**Given request:**
Copy each entry as it stands, leaving nothing out.

**Stored records:**
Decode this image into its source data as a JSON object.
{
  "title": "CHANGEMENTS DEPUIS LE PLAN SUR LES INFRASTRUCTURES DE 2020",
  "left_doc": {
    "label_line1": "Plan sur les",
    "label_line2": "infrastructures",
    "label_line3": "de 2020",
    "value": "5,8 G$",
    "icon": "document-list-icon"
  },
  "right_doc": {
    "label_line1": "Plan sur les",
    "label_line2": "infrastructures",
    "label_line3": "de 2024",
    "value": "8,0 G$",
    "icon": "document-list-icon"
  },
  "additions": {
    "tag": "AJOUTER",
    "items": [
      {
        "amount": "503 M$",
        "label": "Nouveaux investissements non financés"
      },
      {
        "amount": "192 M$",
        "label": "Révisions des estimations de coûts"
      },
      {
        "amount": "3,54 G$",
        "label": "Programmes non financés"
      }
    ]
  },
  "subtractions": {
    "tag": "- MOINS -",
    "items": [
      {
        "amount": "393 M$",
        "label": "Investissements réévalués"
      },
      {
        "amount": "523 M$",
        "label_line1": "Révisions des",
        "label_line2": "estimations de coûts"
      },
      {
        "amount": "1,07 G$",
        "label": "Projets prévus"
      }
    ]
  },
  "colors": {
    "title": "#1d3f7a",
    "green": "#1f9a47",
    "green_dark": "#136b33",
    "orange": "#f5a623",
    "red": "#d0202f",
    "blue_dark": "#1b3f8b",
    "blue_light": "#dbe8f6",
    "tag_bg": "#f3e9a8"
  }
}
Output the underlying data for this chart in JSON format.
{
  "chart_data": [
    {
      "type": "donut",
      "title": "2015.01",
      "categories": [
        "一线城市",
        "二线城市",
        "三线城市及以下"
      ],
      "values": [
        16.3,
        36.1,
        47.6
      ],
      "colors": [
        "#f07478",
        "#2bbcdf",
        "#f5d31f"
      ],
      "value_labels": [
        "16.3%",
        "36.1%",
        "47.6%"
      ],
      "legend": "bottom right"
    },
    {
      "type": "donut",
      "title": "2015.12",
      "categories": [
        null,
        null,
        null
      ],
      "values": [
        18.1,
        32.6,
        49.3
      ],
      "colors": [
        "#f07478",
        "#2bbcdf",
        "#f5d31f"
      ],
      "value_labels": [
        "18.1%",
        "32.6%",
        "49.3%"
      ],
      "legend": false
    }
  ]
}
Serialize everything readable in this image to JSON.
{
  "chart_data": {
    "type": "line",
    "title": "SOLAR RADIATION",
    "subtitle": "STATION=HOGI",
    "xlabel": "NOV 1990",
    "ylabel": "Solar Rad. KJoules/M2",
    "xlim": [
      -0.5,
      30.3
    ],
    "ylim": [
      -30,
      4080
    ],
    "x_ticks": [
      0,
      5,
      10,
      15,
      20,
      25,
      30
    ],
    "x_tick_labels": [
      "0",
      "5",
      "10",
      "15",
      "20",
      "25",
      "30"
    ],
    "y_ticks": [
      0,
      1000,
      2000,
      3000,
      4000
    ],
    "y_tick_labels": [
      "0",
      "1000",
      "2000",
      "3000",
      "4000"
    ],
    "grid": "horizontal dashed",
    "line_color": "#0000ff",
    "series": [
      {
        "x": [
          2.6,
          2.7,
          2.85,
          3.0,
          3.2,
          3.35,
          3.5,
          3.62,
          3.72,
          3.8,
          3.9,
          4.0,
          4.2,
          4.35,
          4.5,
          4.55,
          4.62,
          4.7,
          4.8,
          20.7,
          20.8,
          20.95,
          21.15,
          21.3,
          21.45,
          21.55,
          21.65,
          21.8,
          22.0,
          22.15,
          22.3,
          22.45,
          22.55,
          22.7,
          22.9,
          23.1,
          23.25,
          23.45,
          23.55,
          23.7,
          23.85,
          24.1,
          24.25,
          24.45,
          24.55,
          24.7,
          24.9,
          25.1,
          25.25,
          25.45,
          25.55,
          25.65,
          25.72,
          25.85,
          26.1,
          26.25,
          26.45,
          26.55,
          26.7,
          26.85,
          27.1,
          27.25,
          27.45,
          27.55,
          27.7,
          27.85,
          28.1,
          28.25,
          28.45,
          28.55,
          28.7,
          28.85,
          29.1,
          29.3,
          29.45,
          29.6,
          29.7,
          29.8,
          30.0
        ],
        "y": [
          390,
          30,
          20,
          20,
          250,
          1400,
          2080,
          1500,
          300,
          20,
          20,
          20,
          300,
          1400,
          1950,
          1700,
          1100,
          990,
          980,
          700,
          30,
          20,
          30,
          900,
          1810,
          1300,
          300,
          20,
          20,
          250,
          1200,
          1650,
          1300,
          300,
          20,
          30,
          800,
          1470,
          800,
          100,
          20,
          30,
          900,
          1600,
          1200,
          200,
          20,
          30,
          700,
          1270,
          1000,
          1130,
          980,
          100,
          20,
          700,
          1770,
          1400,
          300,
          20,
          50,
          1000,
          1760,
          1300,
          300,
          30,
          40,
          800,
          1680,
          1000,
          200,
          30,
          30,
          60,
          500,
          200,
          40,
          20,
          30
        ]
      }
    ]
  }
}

**Reply:**
Decode this image into its source data as a JSON object.
{
  "title": "CHANGEMENTS DEPUIS LE PLAN SUR LES INFRASTRUCTURES DE 2020",
  "left_doc": {
    "label_line1": "Plan sur les",
    "label_line2": "infrastructures",
    "label_line3": "de 2020",
    "value": "5,8 G$",
    "icon": "document-list-icon"
  },
  "right_doc": {
    "label_line1": "Plan sur les",
    "label_line2": "infrastructures",
    "label_line3": "de 2024",
    "value": "8,0 G$",
    "icon": "document-list-icon"
  },
  "additions": {
    "tag": "AJOUTER",
    "items": [
      {
        "amount": "503 M$",
        "label": "Nouveaux investissements non financés"
      },
      {
        "amount": "192 M$",
        "label": "Révisions des estimations de coûts"
      },
      {
        "amount": "3,54 G$",
        "label": "Programmes non financés"
      }
    ]
  },
  "subtractions": {
    "tag": "- MOINS -",
    "items": [
      {
        "amount": "393 M$",
        "label": "Investissements réévalués"
      },
      {
        "amount": "523 M$",
        "label_line1": "Révisions des",
        "label_line2": "estimations de coûts"
      },
      {
        "amount": "1,07 G$",
        "label": "Projets prévus"
      }
    ]
  },
  "colors": {
    "title": "#1d3f7a",
    "green": "#1f9a47",
    "green_dark": "#136b33",
    "orange": "#f5a623",
    "red": "#d0202f",
    "blue_dark": "#1b3f8b",
    "blue_light": "#dbe8f6",
    "tag_bg": "#f3e9a8"
  }
}
Output the underlying data for this chart in JSON format.
{
  "chart_data": [
    {
      "type": "donut",
      "title": "2015.01",
      "categories": [
        "一线城市",
        "二线城市",
        "三线城市及以下"
      ],
      "values": [
        16.3,
        36.1,
        47.6
      ],
      "colors": [
        "#f07478",
        "#2bbcdf",
        "#f5d31f"
      ],
      "value_labels": [
        "16.3%",
        "36.1%",
        "47.6%"
      ],
      "legend": "bottom right"
    },
    {
      "type": "donut",
      "title": "2015.12",
      "categories": [
        null,
        null,
        null
      ],
      "values": [
        18.1,
        32.6,
        49.3
      ],
      "colors": [
        "#f07478",
        "#2bbcdf",
        "#f5d31f"
      ],
      "value_labels": [
        "18.1%",
        "32.6%",
        "49.3%"
      ],
      "legend": false
    }
  ]
}
Serialize everything readable in this image to JSON.
{
  "chart_data": {
    "type": "line",
    "title": "SOLAR RADIATION",
    "subtitle": "STATION=HOGI",
    "xlabel": "NOV 1990",
    "ylabel": "Solar Rad. KJoules/M2",
    "xlim": [
      -0.5,
      30.3
    ],
    "ylim": [
      -30,
      4080
    ],
    "x_ticks": [
      0,
      5,
      10,
      15,
      20,
      25,
      30
    ],
    "x_tick_labels": [
      "0",
      "5",
      "10",
      "15",
      "20",
      "25",
      "30"
    ],
    "y_ticks": [
      0,
      1000,
      2000,
      3000,
      4000
    ],
    "y_tick_labels": [
      "0",
      "1000",
      "2000",
      "3000",
      "4000"
    ],
    "grid": "horizontal dashed",
    "line_color": "#0000ff",
    "series": [
      {
        "x": [
          2.6,
          2.7,
          2.85,
          3.0,
          3.2,
          3.35,
          3.5,
          3.62,
          3.72,
          3.8,
          3.9,
          4.0,
          4.2,
          4.35,
          4.5,
          4.55,
          4.62,
          4.7,
          4.8,
          20.7,
          20.8,
          20.95,
          21.15,
          21.3,
          21.45,
          21.55,
          21.65,
          21.8,
          22.0,
          22.15,
          22.3,
          22.45,
          22.55,
          22.7,
          22.9,
          23.1,
          23.25,
          23.45,
          23.55,
          23.7,
          23.85,
          24.1,
          24.25,
          24.45,
          24.55,
          24.7,
          24.9,
          25.1,
          25.25,
          25.45,
          25.55,
          25.65,
          25.72,
          25.85,
          26.1,
          26.25,
          26.45,
          26.55,
          26.7,
          26.85,
          27.1,
          27.25,
          27.45,
          27.55,
          27.7,
          27.85,
          28.1,
          28.25,
          28.45,
          28.55,
          28.7,
          28.85,
          29.1,
          29.3,
          29.45,
          29.6,
          29.7,
          29.8,
          30.0
        ],
        "y": [
          390,
          30,
          20,
          20,
          250,
          1400,
          2080,
          1500,
          300,
          20,
          20,
          20,
          300,
          1400,
          1950,
          1700,
          1100,
          990,
          980,
          700,
          30,
          20,
          30,
          900,
          1810,
          1300,
          300,
          20,
          20,
          250,
          1200,
          1650,
          1300,
          300,
          20,
          30,
          800,
          1470,
          800,
          100,
          20,
          30,
          900,
          1600,
          1200,
          200,
          20,
          30,
          700,
          1270,
          1000,
          1130,
          980,
          100,
          20,
          700,
          1770,
          1400,
          300,
          20,
          50,
          1000,
          1760,
          1300,
          300,
          30,
          40,
          800,
          1680,
          1000,
          200,
          30,
          30,
          60,
          500,
          200,
          40,
          20,
          30
        ]
      }
    ]
  }
}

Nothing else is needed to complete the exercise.